### Directive
Pull each line holding "name" out of the entries below.

══ Provided information

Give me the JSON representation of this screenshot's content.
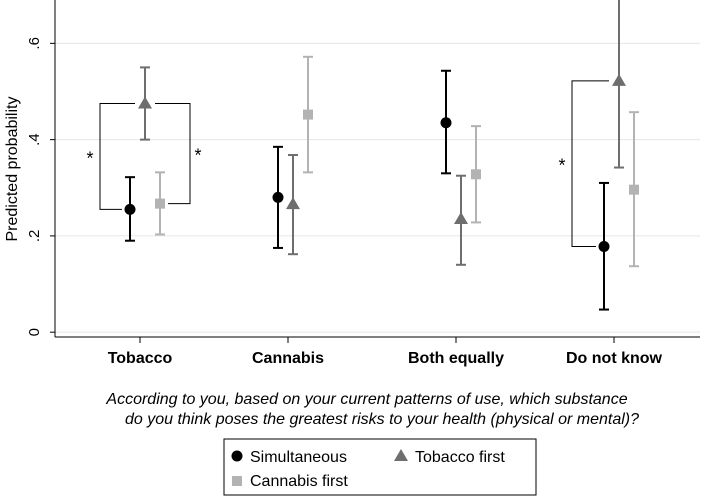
{
  "chart_data": {
    "type": "scatter",
    "ylabel": "Predicted probability",
    "xlabel_lines": [
      "According to you, based on your current patterns of use, which substance",
      "do you think poses the greatest risks to your health (physical or mental)?"
    ],
    "ylim": [
      -0.01,
      0.69
    ],
    "yticks": [
      0,
      0.2,
      0.4,
      0.6
    ],
    "ytick_labels": [
      "0",
      ".2",
      ".4",
      ".6"
    ],
    "grid": true,
    "categories": [
      "Tobacco",
      "Cannabis",
      "Both equally",
      "Do not know"
    ],
    "legend_position": "bottom",
    "series": [
      {
        "name": "Simultaneous",
        "marker": "circle",
        "color": "#000000",
        "values": [
          0.255,
          0.28,
          0.435,
          0.178
        ],
        "ci_low": [
          0.19,
          0.175,
          0.33,
          0.047
        ],
        "ci_high": [
          0.322,
          0.385,
          0.543,
          0.31
        ]
      },
      {
        "name": "Tobacco first",
        "marker": "triangle",
        "color": "#6e6e6e",
        "values": [
          0.475,
          0.266,
          0.235,
          0.522
        ],
        "ci_low": [
          0.4,
          0.162,
          0.14,
          0.342
        ],
        "ci_high": [
          0.55,
          0.368,
          0.325,
          0.703
        ]
      },
      {
        "name": "Cannabis first",
        "marker": "square",
        "color": "#b3b3b3",
        "values": [
          0.267,
          0.452,
          0.328,
          0.296
        ],
        "ci_low": [
          0.203,
          0.332,
          0.228,
          0.137
        ],
        "ci_high": [
          0.332,
          0.572,
          0.428,
          0.457
        ]
      }
    ],
    "annotations": [
      {
        "text": "*",
        "category": "Tobacco",
        "between": [
          "Simultaneous",
          "Tobacco first"
        ]
      },
      {
        "text": "*",
        "category": "Tobacco",
        "between": [
          "Tobacco first",
          "Cannabis first"
        ]
      },
      {
        "text": "*",
        "category": "Do not know",
        "between": [
          "Simultaneous",
          "Tobacco first"
        ]
      }
    ]
  }
}
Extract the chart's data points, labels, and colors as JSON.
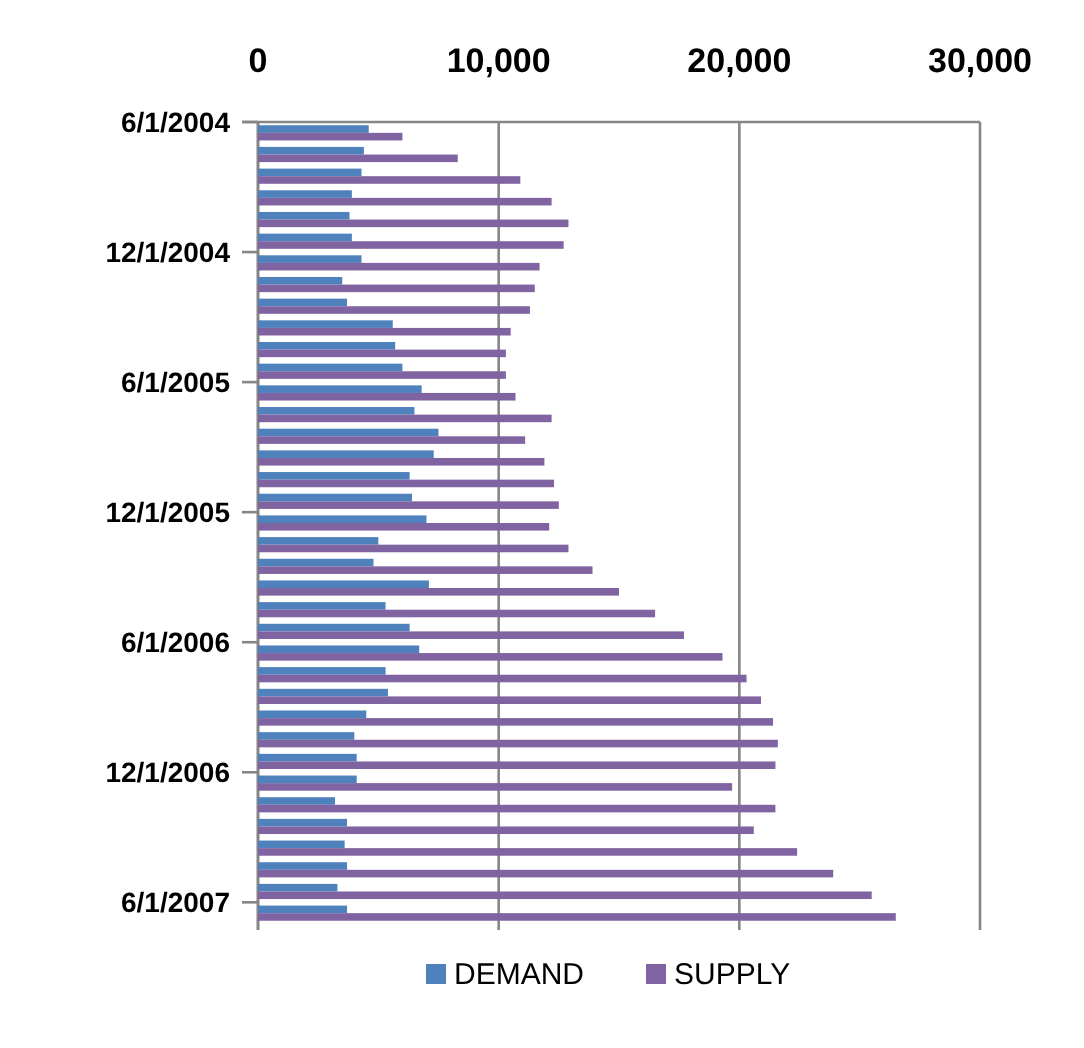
{
  "chart_data": {
    "type": "bar",
    "orientation": "horizontal",
    "categories": [
      "6/1/2004",
      null,
      null,
      null,
      null,
      null,
      "12/1/2004",
      null,
      null,
      null,
      null,
      null,
      "6/1/2005",
      null,
      null,
      null,
      null,
      null,
      "12/1/2005",
      null,
      null,
      null,
      null,
      null,
      "6/1/2006",
      null,
      null,
      null,
      null,
      null,
      "12/1/2006",
      null,
      null,
      null,
      null,
      null,
      "6/1/2007"
    ],
    "series": [
      {
        "name": "DEMAND",
        "color": "#4f81bd",
        "values": [
          4600,
          4400,
          4300,
          3900,
          3800,
          3900,
          4300,
          3500,
          3700,
          5600,
          5700,
          6000,
          6800,
          6500,
          7500,
          7300,
          6300,
          6400,
          7000,
          5000,
          4800,
          7100,
          5300,
          6300,
          6700,
          5300,
          5400,
          4500,
          4000,
          4100,
          4100,
          3200,
          3700,
          3600,
          3700,
          3300,
          3700
        ]
      },
      {
        "name": "SUPPLY",
        "color": "#8064a2",
        "values": [
          6000,
          8300,
          10900,
          12200,
          12900,
          12700,
          11700,
          11500,
          11300,
          10500,
          10300,
          10300,
          10700,
          12200,
          11100,
          11900,
          12300,
          12500,
          12100,
          12900,
          13900,
          15000,
          16500,
          17700,
          19300,
          20300,
          20900,
          21400,
          21600,
          21500,
          19700,
          21500,
          20600,
          22400,
          23900,
          25500,
          26500
        ]
      }
    ],
    "xlim": [
      0,
      30000
    ],
    "xticks": [
      {
        "value": 0,
        "label": "0"
      },
      {
        "value": 10000,
        "label": "10,000"
      },
      {
        "value": 20000,
        "label": "20,000"
      },
      {
        "value": 30000,
        "label": "30,000"
      }
    ],
    "grid": "x",
    "legend": "bottom"
  }
}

════

### Worked solution
        "name": "Simultaneous",
        "name": "Tobacco first",
        "name": "Cannabis first",
        "name": "DEMAND",
        "name": "SUPPLY",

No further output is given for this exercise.